This Week in Elasticsearch and Apache Lucene - 2018-06-29

Elasticsearch

Highlights

Upgrades to 6.3.0 from 5.x recovery issue

After releasing 6.3.0 we received reports that upgrades from 5.x to 6.3.0 fail, as replicas would not recover. The problem was caused by a refactoring which simplified our Engine. One affected item was a BWC bridge that upgrades the Lucene index to include 6.x markers, specifically, the history uuid that is required for ops based recovery. The BWC bridge was moved to the part of recovery that copies over files from another shard. As part of index preparation, we check and place the markers in the newly built Lucene index. However, shards that have been prepared for the upgrade using a Synced Flush command do not copy any files, but use the existing files as is. This bypassed our BWC bridge causing recovery to fail. This uncovered a gap in our testing as well, as using synced flush is the recommended way to do upgrades. We fixed it for the the coming 6.3.1 release.

JDK 11

    With JDK 11 GA around the corner (mid-late September), we are actively working on getting JDK 11 into CI. This has been an onerous effort for a few reasons:

      • no version of Gradle prior to Gradle 4.8 can run on JDK 11
      • Gradle 4.8 introduced several breaking changes in a minor release
      • dealing with JDK 11 breaking changes and test failures

      Our target is to get this into CI for the 6.x branch after the 6.4 branch is cut in preparation for supporting 6.5 on JDK 11. The Gradle 4.8 work is complete, we have JDK 11 in CI on a feature branch, and the PR to enable JDK 11 is almost ready.

##########

**Challenge a**
Answer these questions using the Elasticsearch weekly update, one answer per line marked to match:
(i) What did the refactoring behind the 5.x-to-6.3.0 recovery issue simplify?
(ii) Which release will include the fix for that issue?
(iii) What is the earliest version of Gradle that can run on JDK 11?

##########

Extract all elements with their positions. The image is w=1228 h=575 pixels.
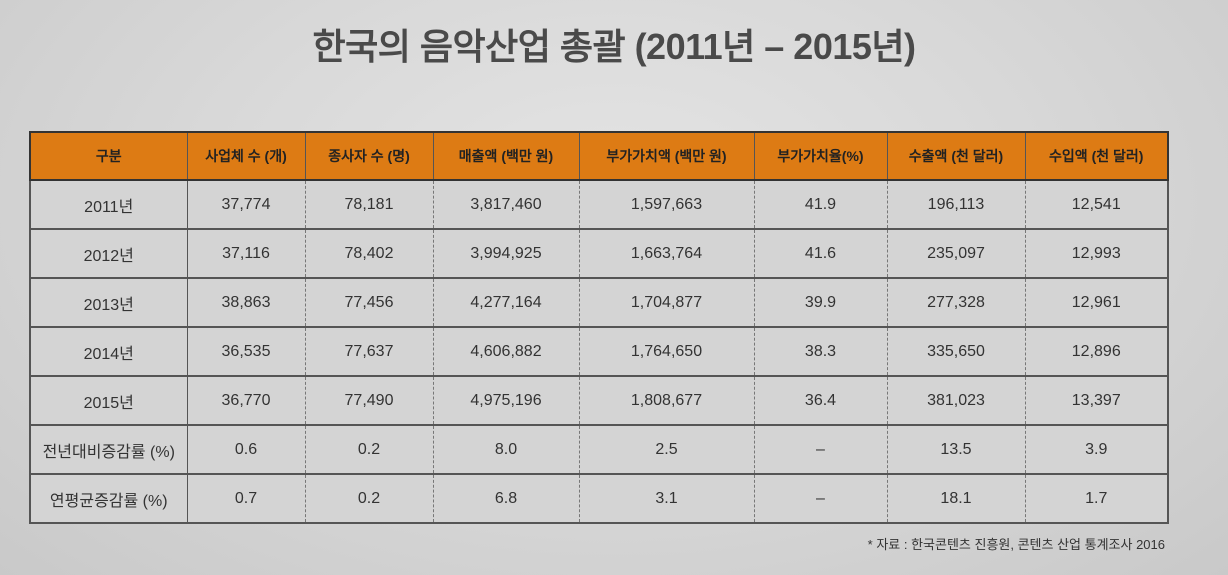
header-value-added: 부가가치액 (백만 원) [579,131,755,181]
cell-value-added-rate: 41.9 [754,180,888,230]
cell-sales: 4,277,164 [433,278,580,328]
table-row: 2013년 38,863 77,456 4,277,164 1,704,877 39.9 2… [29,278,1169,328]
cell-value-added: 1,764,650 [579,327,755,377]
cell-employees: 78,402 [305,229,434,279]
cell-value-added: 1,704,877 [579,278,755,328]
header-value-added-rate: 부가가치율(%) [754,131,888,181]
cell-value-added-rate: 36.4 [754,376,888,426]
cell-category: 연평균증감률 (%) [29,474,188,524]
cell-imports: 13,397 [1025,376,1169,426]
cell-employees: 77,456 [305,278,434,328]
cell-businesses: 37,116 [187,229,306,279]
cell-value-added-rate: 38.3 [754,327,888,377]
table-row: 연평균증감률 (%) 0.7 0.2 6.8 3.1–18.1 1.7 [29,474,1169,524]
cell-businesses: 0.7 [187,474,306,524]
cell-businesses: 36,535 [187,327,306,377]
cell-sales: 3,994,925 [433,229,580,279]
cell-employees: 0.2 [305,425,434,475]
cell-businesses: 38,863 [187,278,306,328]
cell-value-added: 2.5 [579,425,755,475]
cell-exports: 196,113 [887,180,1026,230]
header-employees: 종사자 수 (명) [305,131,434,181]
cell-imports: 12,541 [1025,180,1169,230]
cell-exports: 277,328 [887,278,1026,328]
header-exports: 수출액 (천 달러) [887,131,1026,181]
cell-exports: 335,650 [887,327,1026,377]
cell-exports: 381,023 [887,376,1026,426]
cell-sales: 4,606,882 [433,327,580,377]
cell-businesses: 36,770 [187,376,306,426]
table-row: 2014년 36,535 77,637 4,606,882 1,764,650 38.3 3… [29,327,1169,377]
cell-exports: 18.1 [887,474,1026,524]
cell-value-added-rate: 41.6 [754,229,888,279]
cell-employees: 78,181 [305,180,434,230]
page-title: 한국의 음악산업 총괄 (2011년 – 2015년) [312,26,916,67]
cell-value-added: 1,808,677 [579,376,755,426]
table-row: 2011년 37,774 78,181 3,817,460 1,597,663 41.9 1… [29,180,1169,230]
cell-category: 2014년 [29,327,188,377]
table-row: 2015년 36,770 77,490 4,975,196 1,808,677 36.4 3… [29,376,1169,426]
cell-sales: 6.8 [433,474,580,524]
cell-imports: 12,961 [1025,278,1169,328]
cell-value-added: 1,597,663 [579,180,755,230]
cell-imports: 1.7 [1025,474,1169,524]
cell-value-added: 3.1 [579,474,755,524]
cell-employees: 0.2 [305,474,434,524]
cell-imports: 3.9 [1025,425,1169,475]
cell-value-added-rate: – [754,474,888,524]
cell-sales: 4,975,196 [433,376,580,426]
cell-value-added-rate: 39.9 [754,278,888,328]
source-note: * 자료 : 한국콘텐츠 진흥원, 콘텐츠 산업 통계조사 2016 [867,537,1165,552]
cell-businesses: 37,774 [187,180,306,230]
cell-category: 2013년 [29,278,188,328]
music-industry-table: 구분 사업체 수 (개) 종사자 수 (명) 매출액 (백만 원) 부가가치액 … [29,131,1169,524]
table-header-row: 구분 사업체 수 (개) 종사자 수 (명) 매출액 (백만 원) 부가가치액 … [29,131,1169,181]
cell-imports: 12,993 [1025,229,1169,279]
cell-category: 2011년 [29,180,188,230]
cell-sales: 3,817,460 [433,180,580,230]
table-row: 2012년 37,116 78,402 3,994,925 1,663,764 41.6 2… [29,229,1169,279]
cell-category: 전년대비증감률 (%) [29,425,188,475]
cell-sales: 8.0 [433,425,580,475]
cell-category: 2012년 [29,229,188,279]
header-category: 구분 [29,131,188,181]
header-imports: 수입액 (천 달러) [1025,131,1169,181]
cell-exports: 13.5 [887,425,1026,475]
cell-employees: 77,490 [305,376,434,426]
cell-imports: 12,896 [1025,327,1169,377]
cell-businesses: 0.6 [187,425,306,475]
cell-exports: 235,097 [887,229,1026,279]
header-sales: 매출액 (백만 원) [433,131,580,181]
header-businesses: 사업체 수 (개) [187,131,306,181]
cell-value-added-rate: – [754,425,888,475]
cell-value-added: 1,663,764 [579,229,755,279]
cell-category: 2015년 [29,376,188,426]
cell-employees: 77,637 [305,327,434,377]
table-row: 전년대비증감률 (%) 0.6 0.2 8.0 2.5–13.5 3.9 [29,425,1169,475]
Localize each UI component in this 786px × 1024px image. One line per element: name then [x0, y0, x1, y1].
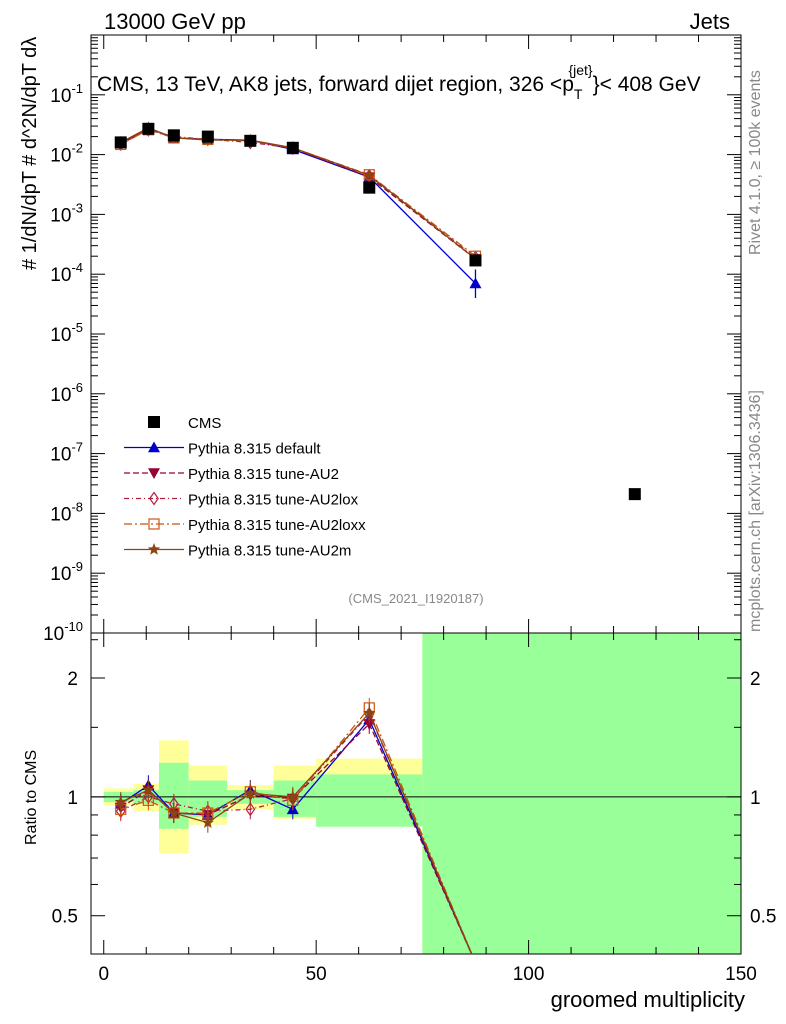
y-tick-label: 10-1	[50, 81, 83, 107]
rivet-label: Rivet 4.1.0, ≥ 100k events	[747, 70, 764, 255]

##########

**Challenge b**
Copy the stretch of the records from the line that contains "header-value-added: 부가가치액 (백만" through the line that contains "page-title: 한국의 음악산업", keeping every line unchanged.

**Written solution a**
(i) The Engine.
(ii) The 6.3.1 release.
(iii) Gradle 4.8.

**Written solution b**
header-value-added: 부가가치액 (백만 원) [579,131,755,181]
cell-value-added-rate: 41.9 [754,180,888,230]
cell-sales: 4,277,164 [433,278,580,328]
table-row: 2013년 38,863 77,456 4,277,164 1,704,877 39.9 2… [29,278,1169,328]
cell-value-added: 1,764,650 [579,327,755,377]
cell-employees: 78,402 [305,229,434,279]
cell-value-added: 1,704,877 [579,278,755,328]
header-value-added-rate: 부가가치율(%) [754,131,888,181]
cell-value-added-rate: 36.4 [754,376,888,426]
cell-category: 연평균증감률 (%) [29,474,188,524]
cell-imports: 13,397 [1025,376,1169,426]
cell-employees: 77,456 [305,278,434,328]
cell-businesses: 37,116 [187,229,306,279]
cell-value-added-rate: 38.3 [754,327,888,377]
table-row: 연평균증감률 (%) 0.7 0.2 6.8 3.1–18.1 1.7 [29,474,1169,524]
cell-businesses: 0.7 [187,474,306,524]
cell-businesses: 36,535 [187,327,306,377]
cell-sales: 3,994,925 [433,229,580,279]
cell-employees: 0.2 [305,425,434,475]
cell-businesses: 38,863 [187,278,306,328]
cell-value-added: 2.5 [579,425,755,475]
cell-exports: 196,113 [887,180,1026,230]
header-employees: 종사자 수 (명) [305,131,434,181]
cell-imports: 12,541 [1025,180,1169,230]
cell-exports: 277,328 [887,278,1026,328]
header-exports: 수출액 (천 달러) [887,131,1026,181]
cell-exports: 335,650 [887,327,1026,377]
cell-exports: 381,023 [887,376,1026,426]
cell-sales: 4,606,882 [433,327,580,377]
cell-businesses: 36,770 [187,376,306,426]
table-row: 2014년 36,535 77,637 4,606,882 1,764,650 38.3 3… [29,327,1169,377]
cell-exports: 18.1 [887,474,1026,524]
cell-value-added-rate: 41.6 [754,229,888,279]
cell-employees: 78,181 [305,180,434,230]
page-title: 한국의 음악산업 총괄 (2011년 – 2015년) [312,26,916,67]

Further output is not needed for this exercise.